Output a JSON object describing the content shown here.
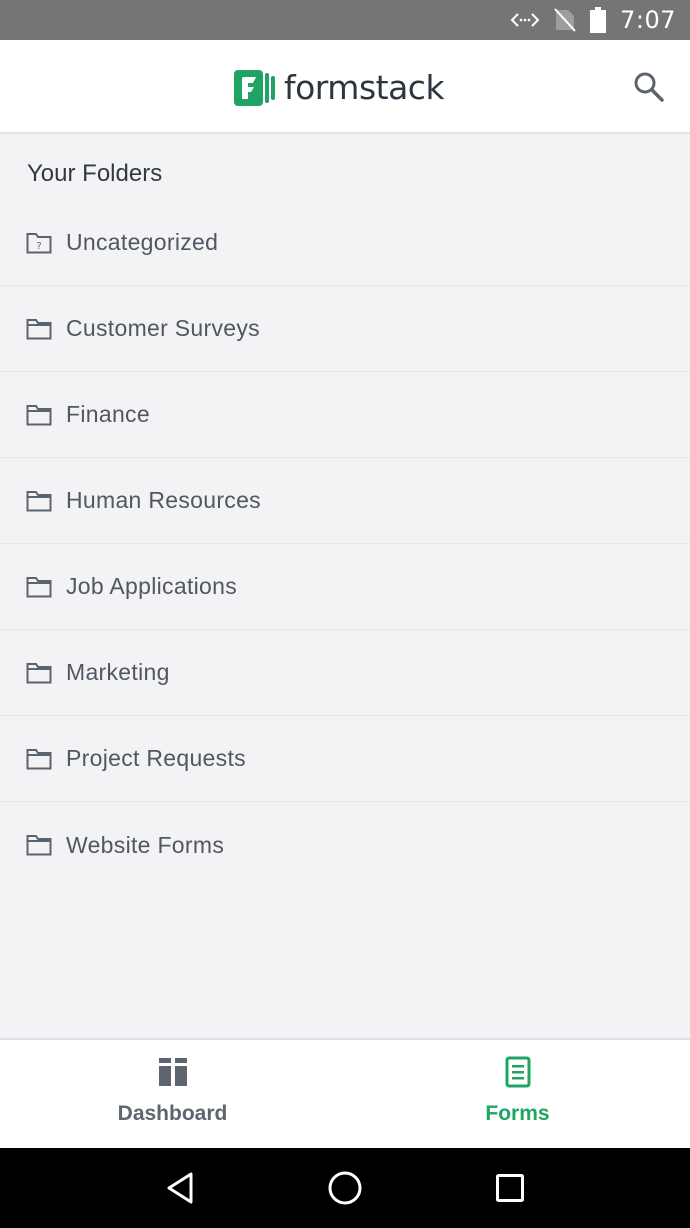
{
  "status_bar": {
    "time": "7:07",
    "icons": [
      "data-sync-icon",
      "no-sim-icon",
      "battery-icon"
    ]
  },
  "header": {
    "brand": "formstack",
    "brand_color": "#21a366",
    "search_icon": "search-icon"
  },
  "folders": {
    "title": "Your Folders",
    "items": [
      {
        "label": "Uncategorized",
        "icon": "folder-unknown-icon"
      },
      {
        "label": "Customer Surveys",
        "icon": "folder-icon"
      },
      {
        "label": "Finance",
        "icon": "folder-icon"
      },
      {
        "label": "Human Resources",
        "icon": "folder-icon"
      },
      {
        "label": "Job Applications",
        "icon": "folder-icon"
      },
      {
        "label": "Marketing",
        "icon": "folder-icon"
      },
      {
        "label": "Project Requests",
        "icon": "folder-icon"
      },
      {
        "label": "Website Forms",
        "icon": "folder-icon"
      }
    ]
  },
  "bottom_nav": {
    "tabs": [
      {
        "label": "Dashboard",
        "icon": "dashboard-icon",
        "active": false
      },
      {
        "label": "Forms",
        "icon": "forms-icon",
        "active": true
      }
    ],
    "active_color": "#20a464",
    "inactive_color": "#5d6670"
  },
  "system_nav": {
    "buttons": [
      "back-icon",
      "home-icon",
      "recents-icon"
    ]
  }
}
__________
What needs to be done
Pull out each line of the entries that contains "label".

Result of this task
        "label": "Uncategorized",
        "label": "Customer Surveys",
        "label": "Finance",
        "label": "Human Resources",
        "label": "Job Applications",
        "label": "Marketing",
        "label": "Project Requests",
        "label": "Website Forms",
        "label": "Dashboard",
        "label": "Forms",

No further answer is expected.